DATA SHOWN =>

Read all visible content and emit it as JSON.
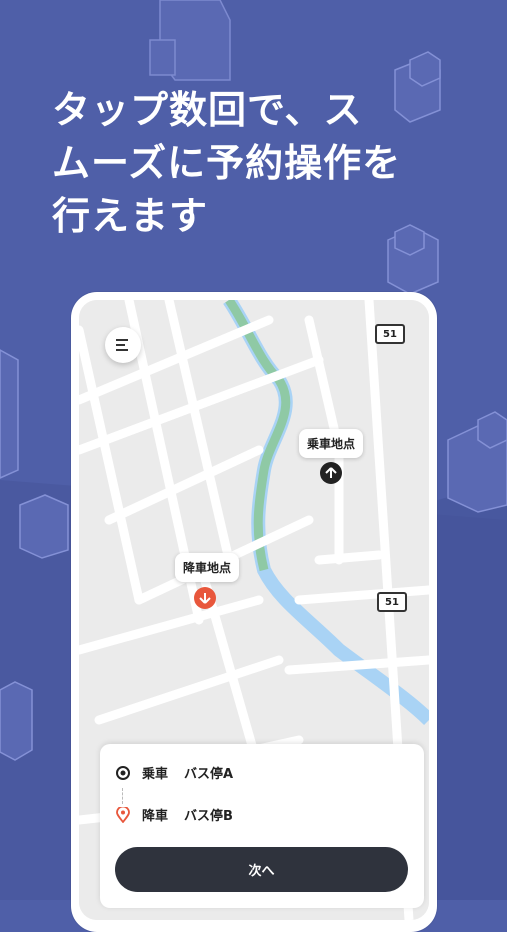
{
  "colors": {
    "background": "#4f5fa8",
    "pickup_pin": "#222222",
    "dropoff_pin": "#e8573c",
    "button": "#2f333d"
  },
  "headline": {
    "line1": "タップ数回で、ス",
    "line2": "ムーズに予約操作を",
    "line3": "行えます"
  },
  "map": {
    "route_badge_1": "51",
    "route_badge_2": "51",
    "pickup_label": "乗車地点",
    "dropoff_label": "降車地点",
    "menu_icon": "menu-icon"
  },
  "sheet": {
    "pickup_label": "乗車",
    "pickup_value": "バス停A",
    "dropoff_label": "降車",
    "dropoff_value": "バス停B",
    "next_button": "次へ"
  }
}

YOUR GOAL => Do not copy the pictures, but repeat every line exactly.

FINAL RESULT =>
Read all visible content and emit it as JSON.
{
  "colors": {
    "background": "#4f5fa8",
    "pickup_pin": "#222222",
    "dropoff_pin": "#e8573c",
    "button": "#2f333d"
  },
  "headline": {
    "line1": "タップ数回で、ス",
    "line2": "ムーズに予約操作を",
    "line3": "行えます"
  },
  "map": {
    "route_badge_1": "51",
    "route_badge_2": "51",
    "pickup_label": "乗車地点",
    "dropoff_label": "降車地点",
    "menu_icon": "menu-icon"
  },
  "sheet": {
    "pickup_label": "乗車",
    "pickup_value": "バス停A",
    "dropoff_label": "降車",
    "dropoff_value": "バス停B",
    "next_button": "次へ"
  }
}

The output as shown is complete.